— PROBLEM STATEMENT —
Search the entries below for "level", and copy each line where it appears.

MATERIALS PROVIDED section start

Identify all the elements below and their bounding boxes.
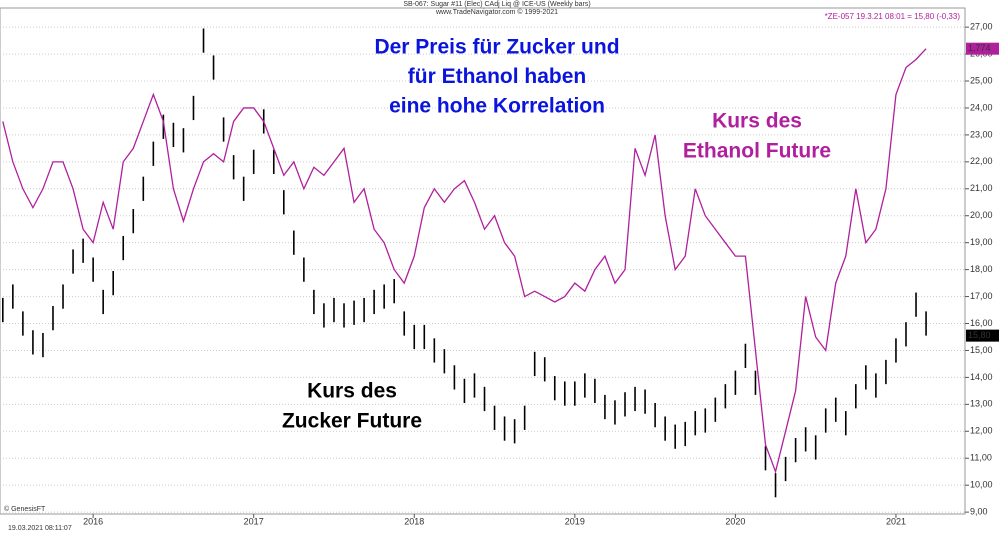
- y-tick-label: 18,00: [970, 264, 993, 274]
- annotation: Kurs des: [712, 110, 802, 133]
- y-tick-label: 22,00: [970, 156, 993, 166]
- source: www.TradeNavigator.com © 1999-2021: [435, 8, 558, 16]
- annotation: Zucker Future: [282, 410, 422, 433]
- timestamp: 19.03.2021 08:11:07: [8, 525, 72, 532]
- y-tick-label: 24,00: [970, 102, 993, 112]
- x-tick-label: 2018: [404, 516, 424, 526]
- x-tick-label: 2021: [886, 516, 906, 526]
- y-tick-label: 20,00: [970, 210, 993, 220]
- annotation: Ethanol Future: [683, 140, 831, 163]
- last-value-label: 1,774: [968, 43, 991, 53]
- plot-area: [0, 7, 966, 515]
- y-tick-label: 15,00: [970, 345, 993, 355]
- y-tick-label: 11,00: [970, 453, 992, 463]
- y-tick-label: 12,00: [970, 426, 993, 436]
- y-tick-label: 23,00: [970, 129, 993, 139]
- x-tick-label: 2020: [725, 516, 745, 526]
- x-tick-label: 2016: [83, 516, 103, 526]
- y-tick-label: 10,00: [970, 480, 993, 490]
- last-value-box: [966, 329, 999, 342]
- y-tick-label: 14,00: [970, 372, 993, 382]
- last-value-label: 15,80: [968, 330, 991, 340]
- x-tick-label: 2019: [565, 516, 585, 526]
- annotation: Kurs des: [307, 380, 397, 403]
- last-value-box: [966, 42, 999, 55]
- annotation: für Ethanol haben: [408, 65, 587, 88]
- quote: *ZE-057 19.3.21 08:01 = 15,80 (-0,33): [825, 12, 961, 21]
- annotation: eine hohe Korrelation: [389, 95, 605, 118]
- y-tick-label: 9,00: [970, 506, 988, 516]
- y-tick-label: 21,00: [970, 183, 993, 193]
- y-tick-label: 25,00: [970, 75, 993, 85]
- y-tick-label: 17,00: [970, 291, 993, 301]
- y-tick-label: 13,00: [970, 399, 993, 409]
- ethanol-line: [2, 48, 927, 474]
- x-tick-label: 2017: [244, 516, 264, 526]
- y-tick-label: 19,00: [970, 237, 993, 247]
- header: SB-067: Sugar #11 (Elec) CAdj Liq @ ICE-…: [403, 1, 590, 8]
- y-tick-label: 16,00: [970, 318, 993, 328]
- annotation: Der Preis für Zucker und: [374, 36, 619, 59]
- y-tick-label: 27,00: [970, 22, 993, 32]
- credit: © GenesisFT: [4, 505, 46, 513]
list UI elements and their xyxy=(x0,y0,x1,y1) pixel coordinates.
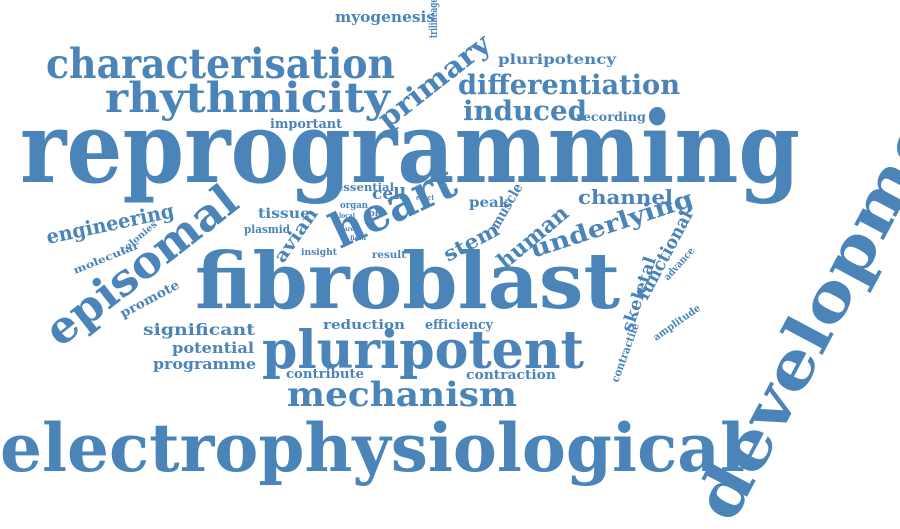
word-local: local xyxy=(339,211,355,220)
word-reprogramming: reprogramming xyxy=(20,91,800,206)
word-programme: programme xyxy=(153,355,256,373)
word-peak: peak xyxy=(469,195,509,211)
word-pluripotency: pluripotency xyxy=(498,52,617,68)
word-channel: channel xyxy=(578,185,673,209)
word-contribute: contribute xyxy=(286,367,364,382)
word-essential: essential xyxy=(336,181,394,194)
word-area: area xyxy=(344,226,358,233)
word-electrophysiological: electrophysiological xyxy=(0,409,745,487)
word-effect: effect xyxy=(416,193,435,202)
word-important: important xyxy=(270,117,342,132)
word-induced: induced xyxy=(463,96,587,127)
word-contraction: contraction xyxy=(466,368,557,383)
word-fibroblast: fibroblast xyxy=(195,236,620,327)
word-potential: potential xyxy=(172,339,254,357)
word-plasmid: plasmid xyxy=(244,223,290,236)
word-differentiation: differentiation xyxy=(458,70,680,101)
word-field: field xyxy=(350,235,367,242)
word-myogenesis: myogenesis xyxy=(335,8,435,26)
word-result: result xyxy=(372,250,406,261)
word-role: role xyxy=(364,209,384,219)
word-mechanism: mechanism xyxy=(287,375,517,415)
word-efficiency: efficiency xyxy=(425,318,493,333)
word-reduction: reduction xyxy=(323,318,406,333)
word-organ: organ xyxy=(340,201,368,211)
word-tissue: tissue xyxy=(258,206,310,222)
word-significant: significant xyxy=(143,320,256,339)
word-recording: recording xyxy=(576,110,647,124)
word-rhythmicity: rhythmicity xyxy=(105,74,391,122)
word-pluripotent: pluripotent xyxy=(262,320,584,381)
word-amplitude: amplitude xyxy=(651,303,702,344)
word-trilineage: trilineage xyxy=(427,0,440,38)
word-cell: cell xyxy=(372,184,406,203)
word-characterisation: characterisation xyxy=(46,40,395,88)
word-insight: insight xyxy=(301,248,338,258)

MATERIALS PROVIDED section end
MATERIALS PROVIDED section start

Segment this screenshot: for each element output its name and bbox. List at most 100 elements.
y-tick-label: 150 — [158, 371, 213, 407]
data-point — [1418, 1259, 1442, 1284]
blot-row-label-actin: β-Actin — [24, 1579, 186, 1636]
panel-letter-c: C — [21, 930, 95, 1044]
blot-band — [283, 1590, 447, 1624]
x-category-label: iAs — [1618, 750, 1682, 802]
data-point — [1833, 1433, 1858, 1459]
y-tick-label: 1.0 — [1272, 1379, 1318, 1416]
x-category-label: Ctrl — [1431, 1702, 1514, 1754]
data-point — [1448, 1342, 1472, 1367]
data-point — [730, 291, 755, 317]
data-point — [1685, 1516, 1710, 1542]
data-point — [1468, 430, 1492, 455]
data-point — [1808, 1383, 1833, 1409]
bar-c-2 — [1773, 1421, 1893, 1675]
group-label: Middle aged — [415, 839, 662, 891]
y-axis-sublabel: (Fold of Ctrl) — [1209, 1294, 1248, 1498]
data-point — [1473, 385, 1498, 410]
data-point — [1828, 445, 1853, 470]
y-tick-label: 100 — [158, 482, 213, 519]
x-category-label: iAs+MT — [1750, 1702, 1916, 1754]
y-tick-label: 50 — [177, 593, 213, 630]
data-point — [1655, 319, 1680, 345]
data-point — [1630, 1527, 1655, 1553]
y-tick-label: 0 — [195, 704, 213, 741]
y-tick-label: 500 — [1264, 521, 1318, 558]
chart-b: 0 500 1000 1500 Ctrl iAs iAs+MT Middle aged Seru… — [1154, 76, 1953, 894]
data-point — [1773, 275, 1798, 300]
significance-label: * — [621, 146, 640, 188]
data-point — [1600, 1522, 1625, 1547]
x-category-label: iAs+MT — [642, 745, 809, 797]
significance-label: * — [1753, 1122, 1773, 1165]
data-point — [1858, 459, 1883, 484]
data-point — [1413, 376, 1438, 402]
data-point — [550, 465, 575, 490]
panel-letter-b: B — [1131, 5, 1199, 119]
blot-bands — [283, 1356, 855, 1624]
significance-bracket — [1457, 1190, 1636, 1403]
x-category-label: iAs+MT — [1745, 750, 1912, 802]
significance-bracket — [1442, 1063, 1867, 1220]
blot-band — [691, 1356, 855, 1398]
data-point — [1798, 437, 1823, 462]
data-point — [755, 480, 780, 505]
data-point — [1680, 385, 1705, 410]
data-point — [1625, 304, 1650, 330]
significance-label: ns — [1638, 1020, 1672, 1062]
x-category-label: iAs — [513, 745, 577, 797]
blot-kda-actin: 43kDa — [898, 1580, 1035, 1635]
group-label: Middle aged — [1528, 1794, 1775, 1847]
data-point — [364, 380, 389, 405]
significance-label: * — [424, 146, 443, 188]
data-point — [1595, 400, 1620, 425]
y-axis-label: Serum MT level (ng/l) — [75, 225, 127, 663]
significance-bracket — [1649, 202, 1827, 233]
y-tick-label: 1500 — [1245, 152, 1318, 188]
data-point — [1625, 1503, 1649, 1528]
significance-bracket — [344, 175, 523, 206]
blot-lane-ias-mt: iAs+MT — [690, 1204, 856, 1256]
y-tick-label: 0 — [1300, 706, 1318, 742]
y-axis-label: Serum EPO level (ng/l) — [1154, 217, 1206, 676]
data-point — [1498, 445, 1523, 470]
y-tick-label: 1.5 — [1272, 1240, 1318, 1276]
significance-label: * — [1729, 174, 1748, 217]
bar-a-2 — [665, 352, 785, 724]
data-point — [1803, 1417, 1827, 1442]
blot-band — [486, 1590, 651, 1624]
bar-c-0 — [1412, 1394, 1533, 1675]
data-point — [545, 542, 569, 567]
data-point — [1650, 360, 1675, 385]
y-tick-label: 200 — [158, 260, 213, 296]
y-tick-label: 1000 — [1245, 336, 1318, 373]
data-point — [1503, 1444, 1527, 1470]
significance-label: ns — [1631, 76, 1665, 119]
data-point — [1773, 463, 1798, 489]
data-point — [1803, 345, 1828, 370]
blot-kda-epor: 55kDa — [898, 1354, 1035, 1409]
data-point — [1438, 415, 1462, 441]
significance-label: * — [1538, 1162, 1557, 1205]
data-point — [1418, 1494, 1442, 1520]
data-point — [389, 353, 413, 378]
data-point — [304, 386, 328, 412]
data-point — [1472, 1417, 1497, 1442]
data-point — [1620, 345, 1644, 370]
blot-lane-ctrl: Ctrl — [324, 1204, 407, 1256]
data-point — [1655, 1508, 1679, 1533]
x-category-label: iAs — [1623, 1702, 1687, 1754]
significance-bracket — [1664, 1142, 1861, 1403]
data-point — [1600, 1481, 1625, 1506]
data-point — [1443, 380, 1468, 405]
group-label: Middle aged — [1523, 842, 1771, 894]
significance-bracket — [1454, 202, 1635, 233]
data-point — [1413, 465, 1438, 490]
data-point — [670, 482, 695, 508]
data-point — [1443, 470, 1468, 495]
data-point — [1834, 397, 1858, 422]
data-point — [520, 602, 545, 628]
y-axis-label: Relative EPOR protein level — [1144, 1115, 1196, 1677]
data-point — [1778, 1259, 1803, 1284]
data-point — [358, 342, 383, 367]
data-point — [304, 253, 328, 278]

MATERIALS PROVIDED section end
MATERIALS PROVIDED section start

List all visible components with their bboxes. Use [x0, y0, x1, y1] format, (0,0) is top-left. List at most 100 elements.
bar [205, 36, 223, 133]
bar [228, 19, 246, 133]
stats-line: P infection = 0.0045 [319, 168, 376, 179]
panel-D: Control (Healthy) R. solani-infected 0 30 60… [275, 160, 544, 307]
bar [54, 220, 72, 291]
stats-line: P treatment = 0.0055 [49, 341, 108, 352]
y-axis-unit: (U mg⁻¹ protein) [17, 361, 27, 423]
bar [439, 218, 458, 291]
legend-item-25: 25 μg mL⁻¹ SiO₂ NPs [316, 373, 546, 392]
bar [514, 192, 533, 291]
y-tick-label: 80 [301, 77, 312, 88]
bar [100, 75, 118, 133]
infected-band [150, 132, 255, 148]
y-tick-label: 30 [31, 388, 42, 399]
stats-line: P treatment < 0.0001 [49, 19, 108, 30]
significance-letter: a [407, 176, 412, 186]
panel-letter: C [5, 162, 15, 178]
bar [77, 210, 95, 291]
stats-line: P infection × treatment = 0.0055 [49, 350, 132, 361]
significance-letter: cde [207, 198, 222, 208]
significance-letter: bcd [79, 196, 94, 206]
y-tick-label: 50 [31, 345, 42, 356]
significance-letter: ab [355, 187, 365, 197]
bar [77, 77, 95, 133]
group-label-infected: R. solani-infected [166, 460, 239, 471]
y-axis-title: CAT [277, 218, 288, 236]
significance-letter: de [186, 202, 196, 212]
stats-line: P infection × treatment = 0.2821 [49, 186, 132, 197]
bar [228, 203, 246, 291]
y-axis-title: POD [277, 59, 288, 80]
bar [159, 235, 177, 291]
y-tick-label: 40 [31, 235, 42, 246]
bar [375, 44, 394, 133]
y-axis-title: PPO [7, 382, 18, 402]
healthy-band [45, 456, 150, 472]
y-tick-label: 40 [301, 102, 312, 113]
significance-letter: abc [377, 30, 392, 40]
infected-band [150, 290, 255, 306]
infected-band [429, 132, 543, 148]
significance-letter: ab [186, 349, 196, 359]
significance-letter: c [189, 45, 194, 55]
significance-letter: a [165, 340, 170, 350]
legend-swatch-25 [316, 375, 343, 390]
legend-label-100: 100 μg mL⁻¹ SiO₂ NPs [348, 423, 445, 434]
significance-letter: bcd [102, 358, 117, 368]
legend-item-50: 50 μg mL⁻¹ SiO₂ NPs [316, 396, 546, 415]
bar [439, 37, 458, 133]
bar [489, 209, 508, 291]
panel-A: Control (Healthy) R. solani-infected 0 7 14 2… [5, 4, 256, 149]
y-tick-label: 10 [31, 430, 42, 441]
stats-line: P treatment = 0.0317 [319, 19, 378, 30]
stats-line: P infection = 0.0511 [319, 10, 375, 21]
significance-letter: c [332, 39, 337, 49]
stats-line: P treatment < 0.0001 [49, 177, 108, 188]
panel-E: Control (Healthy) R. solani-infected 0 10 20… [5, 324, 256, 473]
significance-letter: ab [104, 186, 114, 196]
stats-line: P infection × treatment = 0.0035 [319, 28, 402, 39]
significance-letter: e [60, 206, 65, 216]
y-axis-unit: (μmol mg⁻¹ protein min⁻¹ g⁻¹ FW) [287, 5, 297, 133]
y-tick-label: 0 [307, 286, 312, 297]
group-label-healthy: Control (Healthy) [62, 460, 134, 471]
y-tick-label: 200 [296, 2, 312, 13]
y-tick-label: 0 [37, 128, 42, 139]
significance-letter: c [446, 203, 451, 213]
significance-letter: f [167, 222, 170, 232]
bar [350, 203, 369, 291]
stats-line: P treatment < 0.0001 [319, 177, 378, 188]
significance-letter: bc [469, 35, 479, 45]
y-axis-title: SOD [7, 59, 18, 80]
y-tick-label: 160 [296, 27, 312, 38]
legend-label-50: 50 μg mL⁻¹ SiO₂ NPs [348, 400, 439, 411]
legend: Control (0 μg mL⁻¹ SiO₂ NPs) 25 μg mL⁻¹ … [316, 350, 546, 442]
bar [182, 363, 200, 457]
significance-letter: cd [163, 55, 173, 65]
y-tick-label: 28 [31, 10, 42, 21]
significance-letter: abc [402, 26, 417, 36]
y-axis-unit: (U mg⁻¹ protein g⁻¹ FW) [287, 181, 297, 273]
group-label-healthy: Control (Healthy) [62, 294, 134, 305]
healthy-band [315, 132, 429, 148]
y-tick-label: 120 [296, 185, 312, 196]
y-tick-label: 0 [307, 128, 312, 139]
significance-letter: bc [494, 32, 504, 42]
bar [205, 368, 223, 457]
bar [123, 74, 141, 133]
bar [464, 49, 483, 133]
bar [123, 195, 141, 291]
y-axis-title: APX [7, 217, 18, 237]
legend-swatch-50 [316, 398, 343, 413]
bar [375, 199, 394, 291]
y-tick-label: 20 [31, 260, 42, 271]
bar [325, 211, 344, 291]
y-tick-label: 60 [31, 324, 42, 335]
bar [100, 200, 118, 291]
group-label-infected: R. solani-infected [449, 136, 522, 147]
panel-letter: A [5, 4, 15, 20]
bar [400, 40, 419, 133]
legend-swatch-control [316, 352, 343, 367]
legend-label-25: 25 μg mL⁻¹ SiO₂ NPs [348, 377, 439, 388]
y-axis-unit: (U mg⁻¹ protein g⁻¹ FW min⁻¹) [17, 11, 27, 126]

MATERIALS PROVIDED section end

— PROBLEM SOLUTION —
y-axis-label: Serum MT level (ng/l) — [75, 225, 127, 663]
y-axis-label: Serum EPO level (ng/l) — [1154, 217, 1206, 676]
y-axis-label: Relative EPOR protein level — [1144, 1115, 1196, 1677]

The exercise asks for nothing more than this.